- Task to carry out
Work out how many lines hold the string "Twitter". The answer is a single number, nothing more.

(Figure record listings)
____________

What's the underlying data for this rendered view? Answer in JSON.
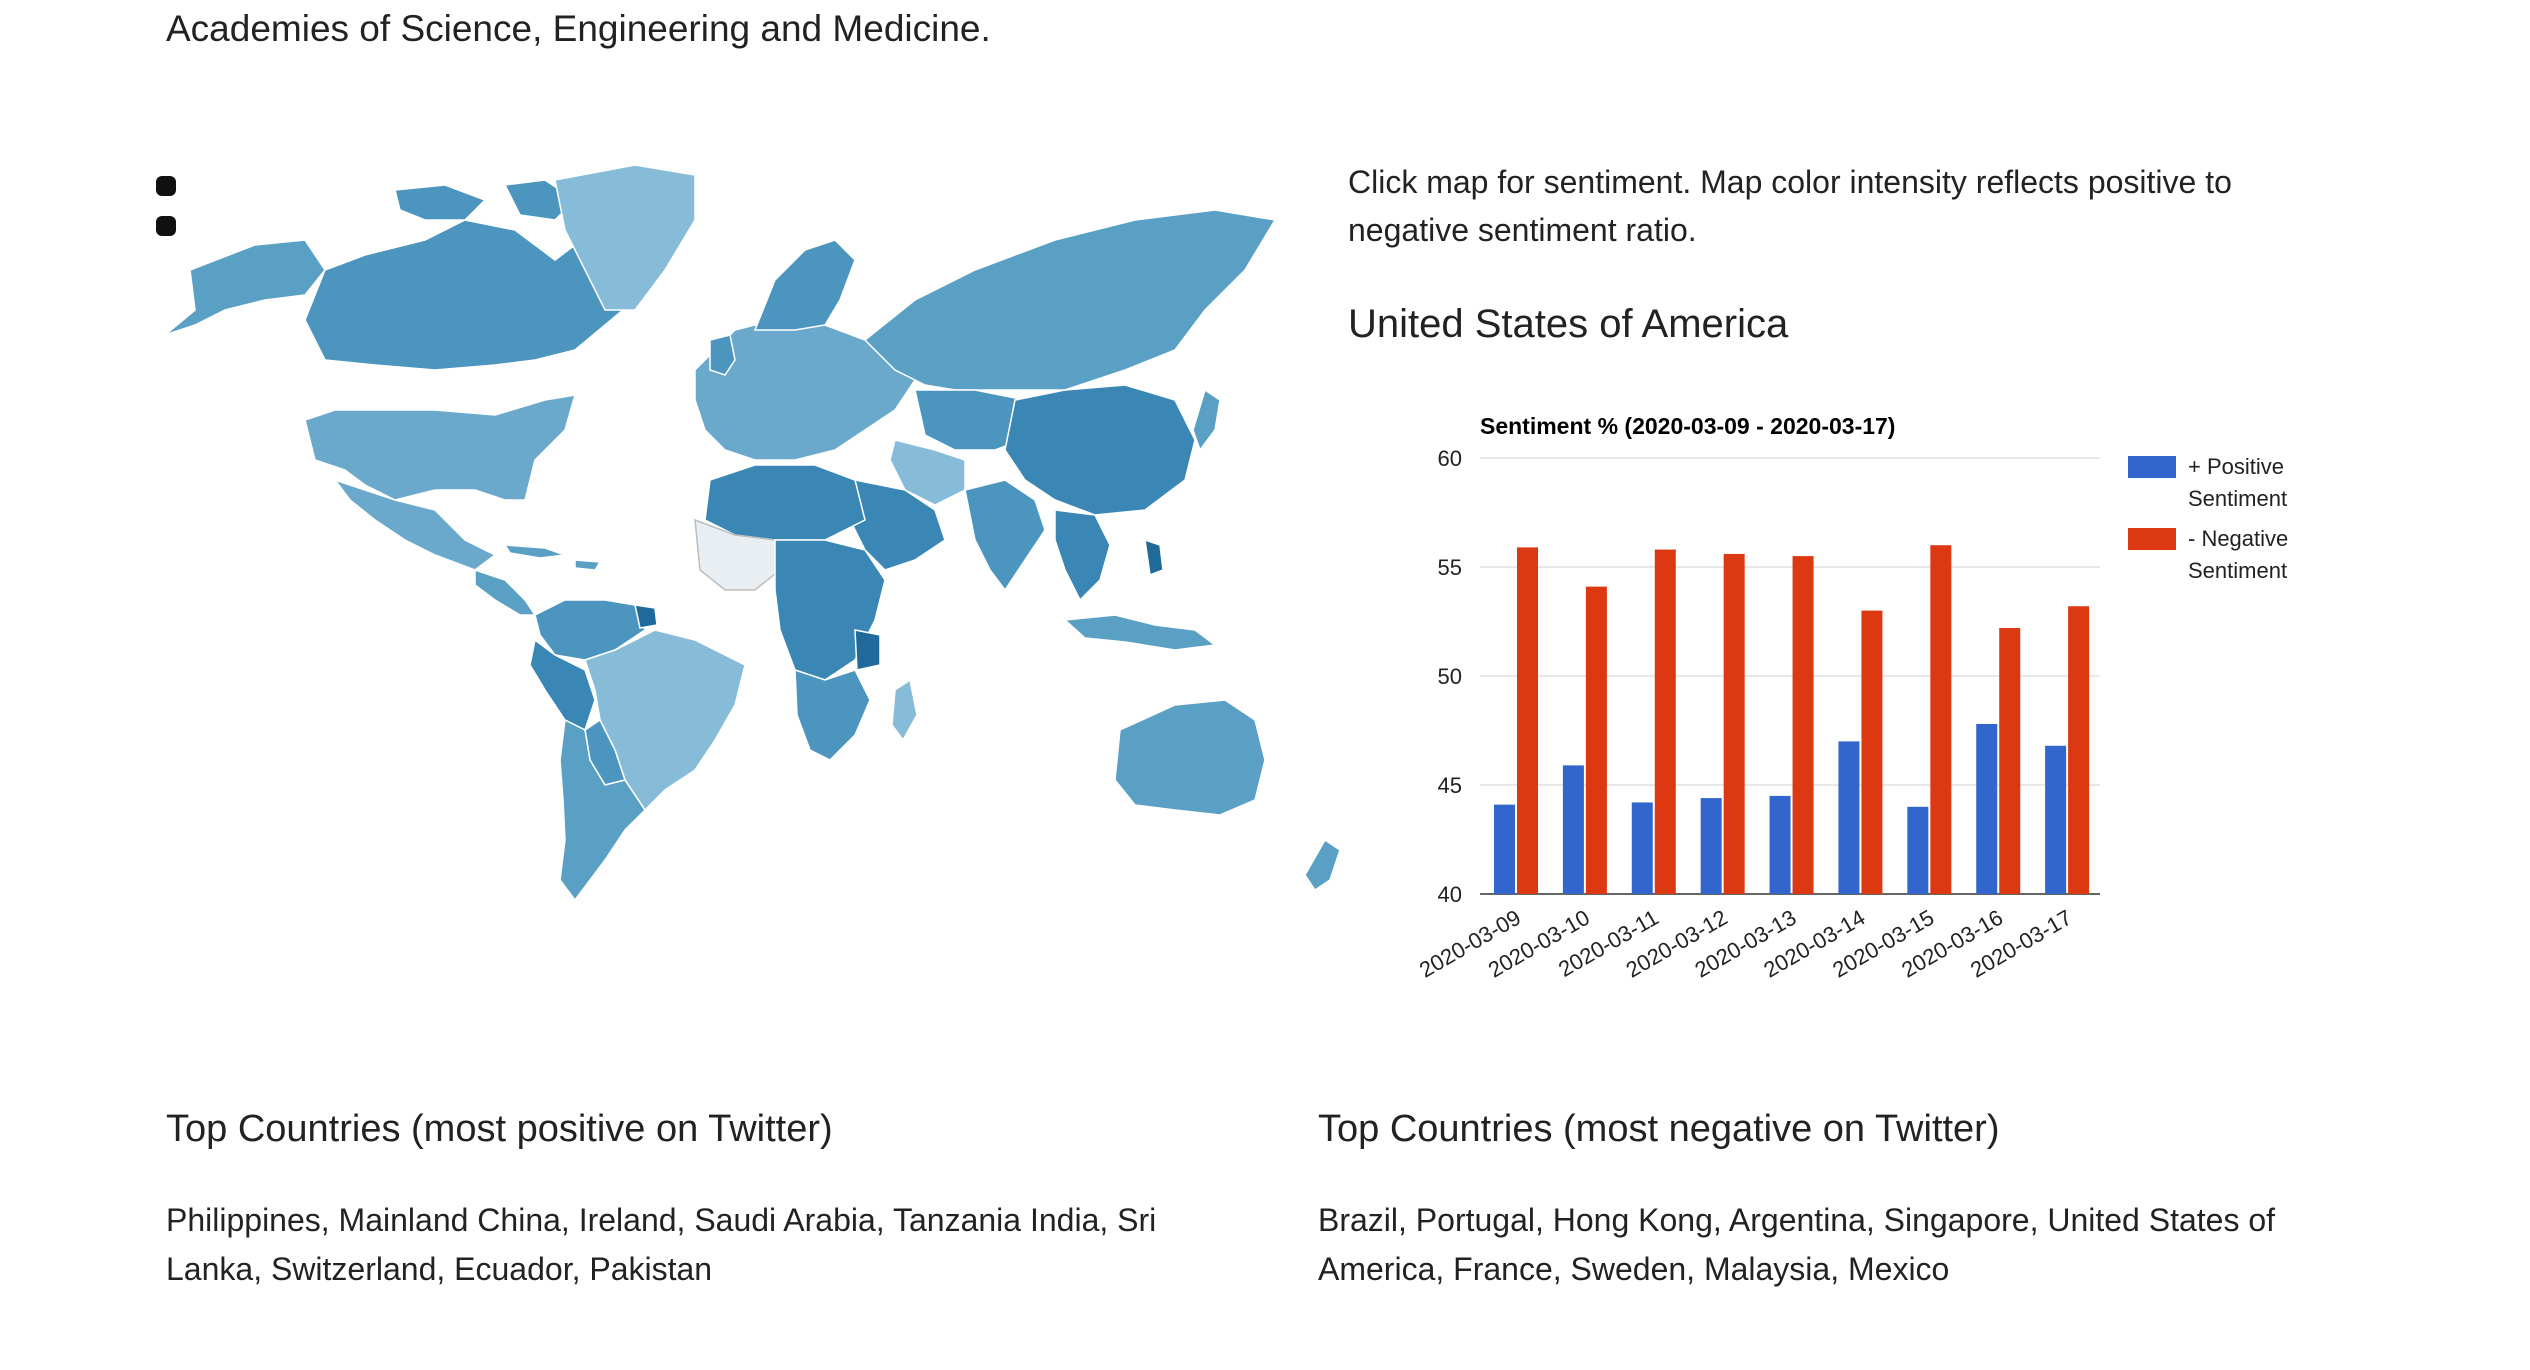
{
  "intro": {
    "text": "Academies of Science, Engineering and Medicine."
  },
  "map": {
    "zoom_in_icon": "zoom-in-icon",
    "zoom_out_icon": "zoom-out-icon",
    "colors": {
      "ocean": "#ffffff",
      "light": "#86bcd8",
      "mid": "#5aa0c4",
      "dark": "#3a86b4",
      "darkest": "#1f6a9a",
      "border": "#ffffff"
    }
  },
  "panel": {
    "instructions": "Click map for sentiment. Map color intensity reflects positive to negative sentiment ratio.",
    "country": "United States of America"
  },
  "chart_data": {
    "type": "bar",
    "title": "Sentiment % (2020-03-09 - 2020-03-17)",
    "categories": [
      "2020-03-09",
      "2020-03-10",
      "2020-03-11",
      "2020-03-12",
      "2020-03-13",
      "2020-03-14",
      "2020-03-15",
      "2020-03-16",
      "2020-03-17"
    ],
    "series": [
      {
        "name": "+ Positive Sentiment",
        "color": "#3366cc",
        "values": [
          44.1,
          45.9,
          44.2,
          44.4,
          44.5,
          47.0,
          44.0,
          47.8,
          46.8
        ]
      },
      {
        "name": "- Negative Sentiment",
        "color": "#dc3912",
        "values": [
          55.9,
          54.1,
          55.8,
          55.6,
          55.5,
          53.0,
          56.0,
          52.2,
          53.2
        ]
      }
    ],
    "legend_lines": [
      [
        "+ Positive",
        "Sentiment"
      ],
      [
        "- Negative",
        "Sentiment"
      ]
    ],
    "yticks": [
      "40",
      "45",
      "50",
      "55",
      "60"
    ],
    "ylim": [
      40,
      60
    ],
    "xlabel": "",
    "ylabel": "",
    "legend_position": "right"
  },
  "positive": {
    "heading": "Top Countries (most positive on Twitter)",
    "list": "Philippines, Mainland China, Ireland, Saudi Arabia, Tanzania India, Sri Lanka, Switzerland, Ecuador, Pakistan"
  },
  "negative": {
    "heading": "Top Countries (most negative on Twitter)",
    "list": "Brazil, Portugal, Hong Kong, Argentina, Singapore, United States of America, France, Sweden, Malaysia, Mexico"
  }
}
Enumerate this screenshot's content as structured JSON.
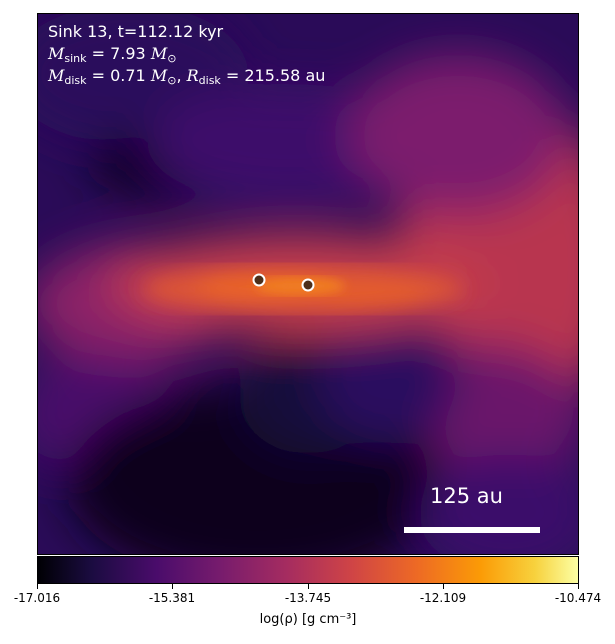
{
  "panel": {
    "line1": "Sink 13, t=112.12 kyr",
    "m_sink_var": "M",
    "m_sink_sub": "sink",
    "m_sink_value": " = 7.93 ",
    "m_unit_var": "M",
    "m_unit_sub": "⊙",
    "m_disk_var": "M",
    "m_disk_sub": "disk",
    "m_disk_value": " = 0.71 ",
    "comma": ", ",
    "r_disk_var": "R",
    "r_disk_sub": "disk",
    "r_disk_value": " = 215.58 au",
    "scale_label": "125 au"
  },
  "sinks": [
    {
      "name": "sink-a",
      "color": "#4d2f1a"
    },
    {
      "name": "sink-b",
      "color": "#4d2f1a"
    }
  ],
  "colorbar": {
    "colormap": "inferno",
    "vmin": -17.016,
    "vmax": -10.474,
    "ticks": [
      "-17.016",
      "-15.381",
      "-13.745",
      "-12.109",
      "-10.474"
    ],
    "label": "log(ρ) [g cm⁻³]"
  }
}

____________

- Solution to this problem
2